Set problem: Extract every record, keeping each one exactly as it is.

=== Exercise material ===

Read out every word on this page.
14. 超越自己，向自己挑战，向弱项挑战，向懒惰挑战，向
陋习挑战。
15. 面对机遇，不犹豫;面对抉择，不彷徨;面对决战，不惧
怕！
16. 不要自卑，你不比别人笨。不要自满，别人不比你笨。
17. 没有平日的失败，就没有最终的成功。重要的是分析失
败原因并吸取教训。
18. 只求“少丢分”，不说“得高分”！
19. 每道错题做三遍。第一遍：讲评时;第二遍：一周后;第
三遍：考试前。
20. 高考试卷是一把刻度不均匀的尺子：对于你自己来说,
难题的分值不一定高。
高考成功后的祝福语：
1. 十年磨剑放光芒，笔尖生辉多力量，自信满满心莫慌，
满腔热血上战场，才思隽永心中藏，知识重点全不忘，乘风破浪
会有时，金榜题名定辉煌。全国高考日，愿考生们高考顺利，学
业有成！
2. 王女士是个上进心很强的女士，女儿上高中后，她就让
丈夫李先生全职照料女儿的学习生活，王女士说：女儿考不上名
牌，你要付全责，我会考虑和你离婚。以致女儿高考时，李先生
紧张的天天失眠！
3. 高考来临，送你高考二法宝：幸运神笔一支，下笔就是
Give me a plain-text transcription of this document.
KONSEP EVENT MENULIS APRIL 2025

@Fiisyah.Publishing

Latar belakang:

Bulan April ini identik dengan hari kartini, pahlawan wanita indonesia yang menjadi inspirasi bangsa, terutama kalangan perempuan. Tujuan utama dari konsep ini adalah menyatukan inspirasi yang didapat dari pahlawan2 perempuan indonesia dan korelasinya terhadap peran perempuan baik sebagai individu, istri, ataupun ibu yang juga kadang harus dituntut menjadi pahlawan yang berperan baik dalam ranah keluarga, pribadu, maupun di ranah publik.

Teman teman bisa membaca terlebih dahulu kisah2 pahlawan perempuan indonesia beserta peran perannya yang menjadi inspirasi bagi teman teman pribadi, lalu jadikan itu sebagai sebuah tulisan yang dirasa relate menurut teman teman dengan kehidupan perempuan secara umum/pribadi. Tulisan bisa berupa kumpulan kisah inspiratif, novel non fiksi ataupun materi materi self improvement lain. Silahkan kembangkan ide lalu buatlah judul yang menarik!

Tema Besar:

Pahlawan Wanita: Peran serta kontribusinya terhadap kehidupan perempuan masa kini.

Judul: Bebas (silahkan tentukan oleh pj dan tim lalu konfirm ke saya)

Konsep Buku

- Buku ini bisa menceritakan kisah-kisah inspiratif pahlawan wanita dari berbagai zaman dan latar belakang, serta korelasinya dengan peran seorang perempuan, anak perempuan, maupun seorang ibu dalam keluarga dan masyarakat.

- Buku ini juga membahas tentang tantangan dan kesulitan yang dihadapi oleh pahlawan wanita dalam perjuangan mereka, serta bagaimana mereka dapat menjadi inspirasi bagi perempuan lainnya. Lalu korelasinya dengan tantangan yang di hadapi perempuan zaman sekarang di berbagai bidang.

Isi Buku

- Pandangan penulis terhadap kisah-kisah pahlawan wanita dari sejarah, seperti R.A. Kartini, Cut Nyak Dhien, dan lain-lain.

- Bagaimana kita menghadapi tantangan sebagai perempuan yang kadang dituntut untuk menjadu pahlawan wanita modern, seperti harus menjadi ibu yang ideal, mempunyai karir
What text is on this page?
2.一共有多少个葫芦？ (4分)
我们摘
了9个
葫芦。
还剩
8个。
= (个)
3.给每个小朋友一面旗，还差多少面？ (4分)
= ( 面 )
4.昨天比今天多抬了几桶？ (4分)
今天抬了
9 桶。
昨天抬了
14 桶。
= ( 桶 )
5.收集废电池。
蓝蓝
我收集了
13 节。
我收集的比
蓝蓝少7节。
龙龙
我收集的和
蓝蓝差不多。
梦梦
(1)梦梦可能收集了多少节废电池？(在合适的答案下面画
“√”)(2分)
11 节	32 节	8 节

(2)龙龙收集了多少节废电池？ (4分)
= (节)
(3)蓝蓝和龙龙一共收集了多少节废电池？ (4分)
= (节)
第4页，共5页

===

Correct response:
Read out every word on this page.
14. 超越自己，向自己挑战，向弱项挑战，向懒惰挑战，向
陋习挑战。
15. 面对机遇，不犹豫;面对抉择，不彷徨;面对决战，不惧
怕！
16. 不要自卑，你不比别人笨。不要自满，别人不比你笨。
17. 没有平日的失败，就没有最终的成功。重要的是分析失
败原因并吸取教训。
18. 只求“少丢分”，不说“得高分”！
19. 每道错题做三遍。第一遍：讲评时;第二遍：一周后;第
三遍：考试前。
20. 高考试卷是一把刻度不均匀的尺子：对于你自己来说,
难题的分值不一定高。
高考成功后的祝福语：
1. 十年磨剑放光芒，笔尖生辉多力量，自信满满心莫慌，
满腔热血上战场，才思隽永心中藏，知识重点全不忘，乘风破浪
会有时，金榜题名定辉煌。全国高考日，愿考生们高考顺利，学
业有成！
2. 王女士是个上进心很强的女士，女儿上高中后，她就让
丈夫李先生全职照料女儿的学习生活，王女士说：女儿考不上名
牌，你要付全责，我会考虑和你离婚。以致女儿高考时，李先生
紧张的天天失眠！
3. 高考来临，送你高考二法宝：幸运神笔一支，下笔就是
Give me a plain-text transcription of this document.
KONSEP EVENT MENULIS APRIL 2025

@Fiisyah.Publishing

Latar belakang:

Bulan April ini identik dengan hari kartini, pahlawan wanita indonesia yang menjadi inspirasi bangsa, terutama kalangan perempuan. Tujuan utama dari konsep ini adalah menyatukan inspirasi yang didapat dari pahlawan2 perempuan indonesia dan korelasinya terhadap peran perempuan baik sebagai individu, istri, ataupun ibu yang juga kadang harus dituntut menjadi pahlawan yang berperan baik dalam ranah keluarga, pribadu, maupun di ranah publik.

Teman teman bisa membaca terlebih dahulu kisah2 pahlawan perempuan indonesia beserta peran perannya yang menjadi inspirasi bagi teman teman pribadi, lalu jadikan itu sebagai sebuah tulisan yang dirasa relate menurut teman teman dengan kehidupan perempuan secara umum/pribadi. Tulisan bisa berupa kumpulan kisah inspiratif, novel non fiksi ataupun materi materi self improvement lain. Silahkan kembangkan ide lalu buatlah judul yang menarik!

Tema Besar:

Pahlawan Wanita: Peran serta kontribusinya terhadap kehidupan perempuan masa kini.

Judul: Bebas (silahkan tentukan oleh pj dan tim lalu konfirm ke saya)

Konsep Buku

- Buku ini bisa menceritakan kisah-kisah inspiratif pahlawan wanita dari berbagai zaman dan latar belakang, serta korelasinya dengan peran seorang perempuan, anak perempuan, maupun seorang ibu dalam keluarga dan masyarakat.

- Buku ini juga membahas tentang tantangan dan kesulitan yang dihadapi oleh pahlawan wanita dalam perjuangan mereka, serta bagaimana mereka dapat menjadi inspirasi bagi perempuan lainnya. Lalu korelasinya dengan tantangan yang di hadapi perempuan zaman sekarang di berbagai bidang.

Isi Buku

- Pandangan penulis terhadap kisah-kisah pahlawan wanita dari sejarah, seperti R.A. Kartini, Cut Nyak Dhien, dan lain-lain.

- Bagaimana kita menghadapi tantangan sebagai perempuan yang kadang dituntut untuk menjadu pahlawan wanita modern, seperti harus menjadi ibu yang ideal, mempunyai karir
What text is on this page?
2.一共有多少个葫芦？ (4分)
我们摘
了9个
葫芦。
还剩
8个。
= (个)
3.给每个小朋友一面旗，还差多少面？ (4分)
= ( 面 )
4.昨天比今天多抬了几桶？ (4分)
今天抬了
9 桶。
昨天抬了
14 桶。
= ( 桶 )
5.收集废电池。
蓝蓝
我收集了
13 节。
我收集的比
蓝蓝少7节。
龙龙
我收集的和
蓝蓝差不多。
梦梦
(1)梦梦可能收集了多少节废电池？(在合适的答案下面画
“√”)(2分)
11 节	32 节	8 节

(2)龙龙收集了多少节废电池？ (4分)
= (节)
(3)蓝蓝和龙龙一共收集了多少节废电池？ (4分)
= (节)
第4页，共5页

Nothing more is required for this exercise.